Work to be completed
All entries are to be given again verbatim.

Data for this task
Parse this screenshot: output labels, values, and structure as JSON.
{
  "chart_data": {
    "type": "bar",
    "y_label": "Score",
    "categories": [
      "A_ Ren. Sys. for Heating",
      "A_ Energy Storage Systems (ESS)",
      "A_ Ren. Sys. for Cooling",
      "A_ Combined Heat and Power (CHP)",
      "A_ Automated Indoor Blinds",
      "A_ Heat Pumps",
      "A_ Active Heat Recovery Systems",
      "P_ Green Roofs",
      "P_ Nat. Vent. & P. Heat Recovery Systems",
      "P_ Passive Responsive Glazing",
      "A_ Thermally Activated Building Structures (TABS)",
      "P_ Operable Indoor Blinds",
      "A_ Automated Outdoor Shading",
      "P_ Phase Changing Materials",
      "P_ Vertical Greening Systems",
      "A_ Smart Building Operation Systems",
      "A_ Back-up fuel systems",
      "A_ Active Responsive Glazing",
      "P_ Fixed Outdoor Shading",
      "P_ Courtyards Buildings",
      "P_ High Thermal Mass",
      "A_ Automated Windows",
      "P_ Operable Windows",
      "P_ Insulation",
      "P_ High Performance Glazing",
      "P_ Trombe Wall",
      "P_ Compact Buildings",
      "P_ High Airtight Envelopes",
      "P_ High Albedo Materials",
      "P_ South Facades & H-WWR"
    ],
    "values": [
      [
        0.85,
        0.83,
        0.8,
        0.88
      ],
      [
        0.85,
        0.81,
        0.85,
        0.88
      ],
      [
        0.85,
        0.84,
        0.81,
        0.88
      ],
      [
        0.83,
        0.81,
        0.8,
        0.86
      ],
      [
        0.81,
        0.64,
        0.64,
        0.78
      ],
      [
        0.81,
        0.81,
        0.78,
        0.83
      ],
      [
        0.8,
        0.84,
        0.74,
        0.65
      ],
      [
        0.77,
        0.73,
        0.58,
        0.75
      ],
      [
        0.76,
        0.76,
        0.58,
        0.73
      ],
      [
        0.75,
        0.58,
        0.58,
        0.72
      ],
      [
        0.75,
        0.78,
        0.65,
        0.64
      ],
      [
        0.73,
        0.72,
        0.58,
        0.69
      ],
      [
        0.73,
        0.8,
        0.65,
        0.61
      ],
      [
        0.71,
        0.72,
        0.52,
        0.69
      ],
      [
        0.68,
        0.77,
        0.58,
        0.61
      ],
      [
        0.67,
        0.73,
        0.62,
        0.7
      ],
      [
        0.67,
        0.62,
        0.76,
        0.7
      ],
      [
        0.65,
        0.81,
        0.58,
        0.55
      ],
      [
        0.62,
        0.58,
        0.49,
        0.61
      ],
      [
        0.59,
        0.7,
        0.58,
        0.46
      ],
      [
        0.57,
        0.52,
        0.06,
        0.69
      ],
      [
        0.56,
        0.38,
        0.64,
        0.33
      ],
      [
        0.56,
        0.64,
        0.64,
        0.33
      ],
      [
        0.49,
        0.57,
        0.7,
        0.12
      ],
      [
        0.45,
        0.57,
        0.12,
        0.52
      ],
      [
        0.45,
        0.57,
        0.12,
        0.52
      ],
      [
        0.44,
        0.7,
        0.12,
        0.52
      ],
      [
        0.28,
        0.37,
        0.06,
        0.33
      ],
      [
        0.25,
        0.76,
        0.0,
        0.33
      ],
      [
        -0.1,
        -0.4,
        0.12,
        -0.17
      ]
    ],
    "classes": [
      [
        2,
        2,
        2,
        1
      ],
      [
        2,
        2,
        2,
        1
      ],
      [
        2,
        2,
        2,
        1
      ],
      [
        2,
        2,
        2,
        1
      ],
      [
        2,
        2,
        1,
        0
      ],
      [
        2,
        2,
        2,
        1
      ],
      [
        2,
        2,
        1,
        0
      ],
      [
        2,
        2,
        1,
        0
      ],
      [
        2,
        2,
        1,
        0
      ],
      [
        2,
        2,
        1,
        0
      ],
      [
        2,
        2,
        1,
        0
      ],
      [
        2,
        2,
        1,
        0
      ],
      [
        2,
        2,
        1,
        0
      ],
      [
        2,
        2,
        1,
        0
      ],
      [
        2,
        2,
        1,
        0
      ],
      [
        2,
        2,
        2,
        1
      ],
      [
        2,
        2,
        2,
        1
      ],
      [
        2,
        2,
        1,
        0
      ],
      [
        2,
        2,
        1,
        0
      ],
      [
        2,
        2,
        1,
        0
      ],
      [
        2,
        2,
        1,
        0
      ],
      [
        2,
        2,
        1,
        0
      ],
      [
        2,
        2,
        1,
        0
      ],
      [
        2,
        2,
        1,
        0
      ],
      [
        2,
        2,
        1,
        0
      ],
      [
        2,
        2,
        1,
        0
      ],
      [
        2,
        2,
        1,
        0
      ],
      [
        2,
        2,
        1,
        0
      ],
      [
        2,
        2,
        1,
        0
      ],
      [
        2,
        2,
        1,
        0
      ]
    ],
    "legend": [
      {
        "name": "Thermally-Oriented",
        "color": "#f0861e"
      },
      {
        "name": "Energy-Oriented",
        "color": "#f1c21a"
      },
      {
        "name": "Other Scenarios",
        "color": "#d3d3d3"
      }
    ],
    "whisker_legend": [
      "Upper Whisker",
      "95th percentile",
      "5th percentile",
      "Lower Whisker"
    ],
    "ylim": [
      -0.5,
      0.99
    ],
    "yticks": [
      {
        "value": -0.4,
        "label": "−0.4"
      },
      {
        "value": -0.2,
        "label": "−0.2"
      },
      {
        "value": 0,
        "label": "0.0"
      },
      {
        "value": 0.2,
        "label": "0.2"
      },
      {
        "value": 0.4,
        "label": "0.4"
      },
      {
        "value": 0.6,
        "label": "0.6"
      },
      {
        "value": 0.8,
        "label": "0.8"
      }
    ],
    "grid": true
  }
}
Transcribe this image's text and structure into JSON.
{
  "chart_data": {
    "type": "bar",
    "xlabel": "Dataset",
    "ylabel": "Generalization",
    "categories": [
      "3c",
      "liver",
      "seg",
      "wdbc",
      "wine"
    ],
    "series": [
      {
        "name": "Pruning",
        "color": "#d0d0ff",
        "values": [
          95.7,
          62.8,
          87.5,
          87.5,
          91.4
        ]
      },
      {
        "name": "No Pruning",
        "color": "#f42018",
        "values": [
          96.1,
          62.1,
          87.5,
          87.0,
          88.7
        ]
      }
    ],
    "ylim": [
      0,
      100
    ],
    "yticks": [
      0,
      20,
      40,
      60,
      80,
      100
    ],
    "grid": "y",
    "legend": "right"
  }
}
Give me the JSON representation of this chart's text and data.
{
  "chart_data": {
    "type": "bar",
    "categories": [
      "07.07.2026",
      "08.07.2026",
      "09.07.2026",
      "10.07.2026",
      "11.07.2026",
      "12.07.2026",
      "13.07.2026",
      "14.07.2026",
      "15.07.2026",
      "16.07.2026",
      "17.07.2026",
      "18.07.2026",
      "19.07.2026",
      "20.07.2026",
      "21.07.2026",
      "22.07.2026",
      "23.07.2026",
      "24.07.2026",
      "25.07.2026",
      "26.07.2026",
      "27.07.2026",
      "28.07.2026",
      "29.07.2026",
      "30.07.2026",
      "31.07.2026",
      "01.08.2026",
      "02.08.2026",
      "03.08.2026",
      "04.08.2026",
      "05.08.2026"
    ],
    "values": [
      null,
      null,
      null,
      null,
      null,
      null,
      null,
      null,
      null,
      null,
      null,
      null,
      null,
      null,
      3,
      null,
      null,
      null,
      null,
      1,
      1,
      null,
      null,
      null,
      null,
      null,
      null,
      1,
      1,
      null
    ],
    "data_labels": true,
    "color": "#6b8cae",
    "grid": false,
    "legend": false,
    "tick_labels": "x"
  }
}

Response to this exercise
Parse this screenshot: output labels, values, and structure as JSON.
{
  "chart_data": {
    "type": "bar",
    "y_label": "Score",
    "categories": [
      "A_ Ren. Sys. for Heating",
      "A_ Energy Storage Systems (ESS)",
      "A_ Ren. Sys. for Cooling",
      "A_ Combined Heat and Power (CHP)",
      "A_ Automated Indoor Blinds",
      "A_ Heat Pumps",
      "A_ Active Heat Recovery Systems",
      "P_ Green Roofs",
      "P_ Nat. Vent. & P. Heat Recovery Systems",
      "P_ Passive Responsive Glazing",
      "A_ Thermally Activated Building Structures (TABS)",
      "P_ Operable Indoor Blinds",
      "A_ Automated Outdoor Shading",
      "P_ Phase Changing Materials",
      "P_ Vertical Greening Systems",
      "A_ Smart Building Operation Systems",
      "A_ Back-up fuel systems",
      "A_ Active Responsive Glazing",
      "P_ Fixed Outdoor Shading",
      "P_ Courtyards Buildings",
      "P_ High Thermal Mass",
      "A_ Automated Windows",
      "P_ Operable Windows",
      "P_ Insulation",
      "P_ High Performance Glazing",
      "P_ Trombe Wall",
      "P_ Compact Buildings",
      "P_ High Airtight Envelopes",
      "P_ High Albedo Materials",
      "P_ South Facades & H-WWR"
    ],
    "values": [
      [
        0.85,
        0.83,
        0.8,
        0.88
      ],
      [
        0.85,
        0.81,
        0.85,
        0.88
      ],
      [
        0.85,
        0.84,
        0.81,
        0.88
      ],
      [
        0.83,
        0.81,
        0.8,
        0.86
      ],
      [
        0.81,
        0.64,
        0.64,
        0.78
      ],
      [
        0.81,
        0.81,
        0.78,
        0.83
      ],
      [
        0.8,
        0.84,
        0.74,
        0.65
      ],
      [
        0.77,
        0.73,
        0.58,
        0.75
      ],
      [
        0.76,
        0.76,
        0.58,
        0.73
      ],
      [
        0.75,
        0.58,
        0.58,
        0.72
      ],
      [
        0.75,
        0.78,
        0.65,
        0.64
      ],
      [
        0.73,
        0.72,
        0.58,
        0.69
      ],
      [
        0.73,
        0.8,
        0.65,
        0.61
      ],
      [
        0.71,
        0.72,
        0.52,
        0.69
      ],
      [
        0.68,
        0.77,
        0.58,
        0.61
      ],
      [
        0.67,
        0.73,
        0.62,
        0.7
      ],
      [
        0.67,
        0.62,
        0.76,
        0.7
      ],
      [
        0.65,
        0.81,
        0.58,
        0.55
      ],
      [
        0.62,
        0.58,
        0.49,
        0.61
      ],
      [
        0.59,
        0.7,
        0.58,
        0.46
      ],
      [
        0.57,
        0.52,
        0.06,
        0.69
      ],
      [
        0.56,
        0.38,
        0.64,
        0.33
      ],
      [
        0.56,
        0.64,
        0.64,
        0.33
      ],
      [
        0.49,
        0.57,
        0.7,
        0.12
      ],
      [
        0.45,
        0.57,
        0.12,
        0.52
      ],
      [
        0.45,
        0.57,
        0.12,
        0.52
      ],
      [
        0.44,
        0.7,
        0.12,
        0.52
      ],
      [
        0.28,
        0.37,
        0.06,
        0.33
      ],
      [
        0.25,
        0.76,
        0.0,
        0.33
      ],
      [
        -0.1,
        -0.4,
        0.12,
        -0.17
      ]
    ],
    "classes": [
      [
        2,
        2,
        2,
        1
      ],
      [
        2,
        2,
        2,
        1
      ],
      [
        2,
        2,
        2,
        1
      ],
      [
        2,
        2,
        2,
        1
      ],
      [
        2,
        2,
        1,
        0
      ],
      [
        2,
        2,
        2,
        1
      ],
      [
        2,
        2,
        1,
        0
      ],
      [
        2,
        2,
        1,
        0
      ],
      [
        2,
        2,
        1,
        0
      ],
      [
        2,
        2,
        1,
        0
      ],
      [
        2,
        2,
        1,
        0
      ],
      [
        2,
        2,
        1,
        0
      ],
      [
        2,
        2,
        1,
        0
      ],
      [
        2,
        2,
        1,
        0
      ],
      [
        2,
        2,
        1,
        0
      ],
      [
        2,
        2,
        2,
        1
      ],
      [
        2,
        2,
        2,
        1
      ],
      [
        2,
        2,
        1,
        0
      ],
      [
        2,
        2,
        1,
        0
      ],
      [
        2,
        2,
        1,
        0
      ],
      [
        2,
        2,
        1,
        0
      ],
      [
        2,
        2,
        1,
        0
      ],
      [
        2,
        2,
        1,
        0
      ],
      [
        2,
        2,
        1,
        0
      ],
      [
        2,
        2,
        1,
        0
      ],
      [
        2,
        2,
        1,
        0
      ],
      [
        2,
        2,
        1,
        0
      ],
      [
        2,
        2,
        1,
        0
      ],
      [
        2,
        2,
        1,
        0
      ],
      [
        2,
        2,
        1,
        0
      ]
    ],
    "legend": [
      {
        "name": "Thermally-Oriented",
        "color": "#f0861e"
      },
      {
        "name": "Energy-Oriented",
        "color": "#f1c21a"
      },
      {
        "name": "Other Scenarios",
        "color": "#d3d3d3"
      }
    ],
    "whisker_legend": [
      "Upper Whisker",
      "95th percentile",
      "5th percentile",
      "Lower Whisker"
    ],
    "ylim": [
      -0.5,
      0.99
    ],
    "yticks": [
      {
        "value": -0.4,
        "label": "−0.4"
      },
      {
        "value": -0.2,
        "label": "−0.2"
      },
      {
        "value": 0,
        "label": "0.0"
      },
      {
        "value": 0.2,
        "label": "0.2"
      },
      {
        "value": 0.4,
        "label": "0.4"
      },
      {
        "value": 0.6,
        "label": "0.6"
      },
      {
        "value": 0.8,
        "label": "0.8"
      }
    ],
    "grid": true
  }
}
Transcribe this image's text and structure into JSON.
{
  "chart_data": {
    "type": "bar",
    "xlabel": "Dataset",
    "ylabel": "Generalization",
    "categories": [
      "3c",
      "liver",
      "seg",
      "wdbc",
      "wine"
    ],
    "series": [
      {
        "name": "Pruning",
        "color": "#d0d0ff",
        "values": [
          95.7,
          62.8,
          87.5,
          87.5,
          91.4
        ]
      },
      {
        "name": "No Pruning",
        "color": "#f42018",
        "values": [
          96.1,
          62.1,
          87.5,
          87.0,
          88.7
        ]
      }
    ],
    "ylim": [
      0,
      100
    ],
    "yticks": [
      0,
      20,
      40,
      60,
      80,
      100
    ],
    "grid": "y",
    "legend": "right"
  }
}
Give me the JSON representation of this chart's text and data.
{
  "chart_data": {
    "type": "bar",
    "categories": [
      "07.07.2026",
      "08.07.2026",
      "09.07.2026",
      "10.07.2026",
      "11.07.2026",
      "12.07.2026",
      "13.07.2026",
      "14.07.2026",
      "15.07.2026",
      "16.07.2026",
      "17.07.2026",
      "18.07.2026",
      "19.07.2026",
      "20.07.2026",
      "21.07.2026",
      "22.07.2026",
      "23.07.2026",
      "24.07.2026",
      "25.07.2026",
      "26.07.2026",
      "27.07.2026",
      "28.07.2026",
      "29.07.2026",
      "30.07.2026",
      "31.07.2026",
      "01.08.2026",
      "02.08.2026",
      "03.08.2026",
      "04.08.2026",
      "05.08.2026"
    ],
    "values": [
      null,
      null,
      null,
      null,
      null,
      null,
      null,
      null,
      null,
      null,
      null,
      null,
      null,
      null,
      3,
      null,
      null,
      null,
      null,
      1,
      1,
      null,
      null,
      null,
      null,
      null,
      null,
      1,
      1,
      null
    ],
    "data_labels": true,
    "color": "#6b8cae",
    "grid": false,
    "legend": false,
    "tick_labels": "x"
  }
}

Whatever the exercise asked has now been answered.